• **Task to complete**
Quote every line of the material beneath this one.

• **Supplied entries**
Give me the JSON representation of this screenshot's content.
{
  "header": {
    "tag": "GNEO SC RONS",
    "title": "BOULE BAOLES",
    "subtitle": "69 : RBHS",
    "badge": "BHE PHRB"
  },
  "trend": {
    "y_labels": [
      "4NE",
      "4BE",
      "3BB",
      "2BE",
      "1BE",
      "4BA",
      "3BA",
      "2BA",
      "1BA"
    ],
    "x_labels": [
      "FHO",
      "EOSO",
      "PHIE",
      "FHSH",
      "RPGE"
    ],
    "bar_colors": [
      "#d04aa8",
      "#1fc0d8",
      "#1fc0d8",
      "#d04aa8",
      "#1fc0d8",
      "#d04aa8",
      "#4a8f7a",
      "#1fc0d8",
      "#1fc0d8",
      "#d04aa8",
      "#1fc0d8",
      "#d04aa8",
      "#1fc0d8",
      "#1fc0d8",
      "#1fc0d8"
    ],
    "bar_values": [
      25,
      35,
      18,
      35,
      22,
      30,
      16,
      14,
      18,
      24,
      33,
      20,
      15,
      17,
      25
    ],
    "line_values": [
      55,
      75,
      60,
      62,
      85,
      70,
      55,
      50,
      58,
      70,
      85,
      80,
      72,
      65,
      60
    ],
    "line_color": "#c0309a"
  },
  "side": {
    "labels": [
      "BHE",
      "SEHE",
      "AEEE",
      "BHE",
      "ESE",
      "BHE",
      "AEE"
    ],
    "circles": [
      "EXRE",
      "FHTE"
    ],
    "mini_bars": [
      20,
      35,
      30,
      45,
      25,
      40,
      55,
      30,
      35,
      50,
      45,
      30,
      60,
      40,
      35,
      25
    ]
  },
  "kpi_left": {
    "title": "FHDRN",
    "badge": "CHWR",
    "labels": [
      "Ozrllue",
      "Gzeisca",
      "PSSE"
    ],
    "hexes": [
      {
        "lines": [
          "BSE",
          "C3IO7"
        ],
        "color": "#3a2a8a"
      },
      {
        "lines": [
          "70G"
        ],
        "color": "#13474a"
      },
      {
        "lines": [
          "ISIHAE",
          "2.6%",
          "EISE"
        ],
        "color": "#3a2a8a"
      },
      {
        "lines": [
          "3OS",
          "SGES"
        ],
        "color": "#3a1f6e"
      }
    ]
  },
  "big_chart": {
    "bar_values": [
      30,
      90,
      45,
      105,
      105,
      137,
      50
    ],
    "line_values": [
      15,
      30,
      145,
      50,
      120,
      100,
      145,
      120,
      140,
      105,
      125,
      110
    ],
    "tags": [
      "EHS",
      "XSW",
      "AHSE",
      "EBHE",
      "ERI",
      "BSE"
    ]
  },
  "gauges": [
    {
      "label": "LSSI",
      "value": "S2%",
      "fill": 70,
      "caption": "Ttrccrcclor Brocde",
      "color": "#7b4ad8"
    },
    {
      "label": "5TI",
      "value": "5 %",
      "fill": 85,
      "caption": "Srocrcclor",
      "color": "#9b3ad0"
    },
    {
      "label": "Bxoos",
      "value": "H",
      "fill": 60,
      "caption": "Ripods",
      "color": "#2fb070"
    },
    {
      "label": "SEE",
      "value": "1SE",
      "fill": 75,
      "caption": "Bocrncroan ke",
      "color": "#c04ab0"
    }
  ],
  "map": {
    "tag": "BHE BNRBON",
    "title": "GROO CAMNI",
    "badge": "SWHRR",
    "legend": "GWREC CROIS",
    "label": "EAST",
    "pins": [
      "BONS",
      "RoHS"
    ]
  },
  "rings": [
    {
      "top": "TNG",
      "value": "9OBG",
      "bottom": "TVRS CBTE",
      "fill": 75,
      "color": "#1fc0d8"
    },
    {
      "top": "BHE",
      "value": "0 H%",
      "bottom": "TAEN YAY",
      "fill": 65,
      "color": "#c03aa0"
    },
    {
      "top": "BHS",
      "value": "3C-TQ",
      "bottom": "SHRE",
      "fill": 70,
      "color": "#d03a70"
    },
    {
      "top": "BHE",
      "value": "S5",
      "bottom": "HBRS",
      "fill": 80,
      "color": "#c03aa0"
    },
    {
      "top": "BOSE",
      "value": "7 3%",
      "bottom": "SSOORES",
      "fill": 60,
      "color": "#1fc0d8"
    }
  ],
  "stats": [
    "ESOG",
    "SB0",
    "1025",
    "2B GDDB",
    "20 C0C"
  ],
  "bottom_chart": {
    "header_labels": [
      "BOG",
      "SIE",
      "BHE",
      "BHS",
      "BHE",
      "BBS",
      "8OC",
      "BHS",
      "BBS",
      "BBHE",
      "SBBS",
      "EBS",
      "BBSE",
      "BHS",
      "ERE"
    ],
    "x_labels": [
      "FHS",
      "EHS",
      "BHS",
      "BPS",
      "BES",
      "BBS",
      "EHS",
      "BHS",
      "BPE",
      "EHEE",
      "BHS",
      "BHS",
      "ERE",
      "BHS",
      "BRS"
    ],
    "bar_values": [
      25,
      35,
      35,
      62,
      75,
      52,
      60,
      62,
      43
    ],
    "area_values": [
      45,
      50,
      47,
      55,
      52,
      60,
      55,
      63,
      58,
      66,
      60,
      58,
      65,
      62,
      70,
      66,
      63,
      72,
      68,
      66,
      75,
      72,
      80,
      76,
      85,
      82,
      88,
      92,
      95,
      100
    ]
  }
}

• **Completed exercise**
Give me the JSON representation of this screenshot's content.
{
  "header": {
    "tag": "GNEO SC RONS",
    "title": "BOULE BAOLES",
    "subtitle": "69 : RBHS",
    "badge": "BHE PHRB"
  },
  "trend": {
    "y_labels": [
      "4NE",
      "4BE",
      "3BB",
      "2BE",
      "1BE",
      "4BA",
      "3BA",
      "2BA",
      "1BA"
    ],
    "x_labels": [
      "FHO",
      "EOSO",
      "PHIE",
      "FHSH",
      "RPGE"
    ],
    "bar_colors": [
      "#d04aa8",
      "#1fc0d8",
      "#1fc0d8",
      "#d04aa8",
      "#1fc0d8",
      "#d04aa8",
      "#4a8f7a",
      "#1fc0d8",
      "#1fc0d8",
      "#d04aa8",
      "#1fc0d8",
      "#d04aa8",
      "#1fc0d8",
      "#1fc0d8",
      "#1fc0d8"
    ],
    "bar_values": [
      25,
      35,
      18,
      35,
      22,
      30,
      16,
      14,
      18,
      24,
      33,
      20,
      15,
      17,
      25
    ],
    "line_values": [
      55,
      75,
      60,
      62,
      85,
      70,
      55,
      50,
      58,
      70,
      85,
      80,
      72,
      65,
      60
    ],
    "line_color": "#c0309a"
  },
  "side": {
    "labels": [
      "BHE",
      "SEHE",
      "AEEE",
      "BHE",
      "ESE",
      "BHE",
      "AEE"
    ],
    "circles": [
      "EXRE",
      "FHTE"
    ],
    "mini_bars": [
      20,
      35,
      30,
      45,
      25,
      40,
      55,
      30,
      35,
      50,
      45,
      30,
      60,
      40,
      35,
      25
    ]
  },
  "kpi_left": {
    "title": "FHDRN",
    "badge": "CHWR",
    "labels": [
      "Ozrllue",
      "Gzeisca",
      "PSSE"
    ],
    "hexes": [
      {
        "lines": [
          "BSE",
          "C3IO7"
        ],
        "color": "#3a2a8a"
      },
      {
        "lines": [
          "70G"
        ],
        "color": "#13474a"
      },
      {
        "lines": [
          "ISIHAE",
          "2.6%",
          "EISE"
        ],
        "color": "#3a2a8a"
      },
      {
        "lines": [
          "3OS",
          "SGES"
        ],
        "color": "#3a1f6e"
      }
    ]
  },
  "big_chart": {
    "bar_values": [
      30,
      90,
      45,
      105,
      105,
      137,
      50
    ],
    "line_values": [
      15,
      30,
      145,
      50,
      120,
      100,
      145,
      120,
      140,
      105,
      125,
      110
    ],
    "tags": [
      "EHS",
      "XSW",
      "AHSE",
      "EBHE",
      "ERI",
      "BSE"
    ]
  },
  "gauges": [
    {
      "label": "LSSI",
      "value": "S2%",
      "fill": 70,
      "caption": "Ttrccrcclor Brocde",
      "color": "#7b4ad8"
    },
    {
      "label": "5TI",
      "value": "5 %",
      "fill": 85,
      "caption": "Srocrcclor",
      "color": "#9b3ad0"
    },
    {
      "label": "Bxoos",
      "value": "H",
      "fill": 60,
      "caption": "Ripods",
      "color": "#2fb070"
    },
    {
      "label": "SEE",
      "value": "1SE",
      "fill": 75,
      "caption": "Bocrncroan ke",
      "color": "#c04ab0"
    }
  ],
  "map": {
    "tag": "BHE BNRBON",
    "title": "GROO CAMNI",
    "badge": "SWHRR",
    "legend": "GWREC CROIS",
    "label": "EAST",
    "pins": [
      "BONS",
      "RoHS"
    ]
  },
  "rings": [
    {
      "top": "TNG",
      "value": "9OBG",
      "bottom": "TVRS CBTE",
      "fill": 75,
      "color": "#1fc0d8"
    },
    {
      "top": "BHE",
      "value": "0 H%",
      "bottom": "TAEN YAY",
      "fill": 65,
      "color": "#c03aa0"
    },
    {
      "top": "BHS",
      "value": "3C-TQ",
      "bottom": "SHRE",
      "fill": 70,
      "color": "#d03a70"
    },
    {
      "top": "BHE",
      "value": "S5",
      "bottom": "HBRS",
      "fill": 80,
      "color": "#c03aa0"
    },
    {
      "top": "BOSE",
      "value": "7 3%",
      "bottom": "SSOORES",
      "fill": 60,
      "color": "#1fc0d8"
    }
  ],
  "stats": [
    "ESOG",
    "SB0",
    "1025",
    "2B GDDB",
    "20 C0C"
  ],
  "bottom_chart": {
    "header_labels": [
      "BOG",
      "SIE",
      "BHE",
      "BHS",
      "BHE",
      "BBS",
      "8OC",
      "BHS",
      "BBS",
      "BBHE",
      "SBBS",
      "EBS",
      "BBSE",
      "BHS",
      "ERE"
    ],
    "x_labels": [
      "FHS",
      "EHS",
      "BHS",
      "BPS",
      "BES",
      "BBS",
      "EHS",
      "BHS",
      "BPE",
      "EHEE",
      "BHS",
      "BHS",
      "ERE",
      "BHS",
      "BRS"
    ],
    "bar_values": [
      25,
      35,
      35,
      62,
      75,
      52,
      60,
      62,
      43
    ],
    "area_values": [
      45,
      50,
      47,
      55,
      52,
      60,
      55,
      63,
      58,
      66,
      60,
      58,
      65,
      62,
      70,
      66,
      63,
      72,
      68,
      66,
      75,
      72,
      80,
      76,
      85,
      82,
      88,
      92,
      95,
      100
    ]
  }
}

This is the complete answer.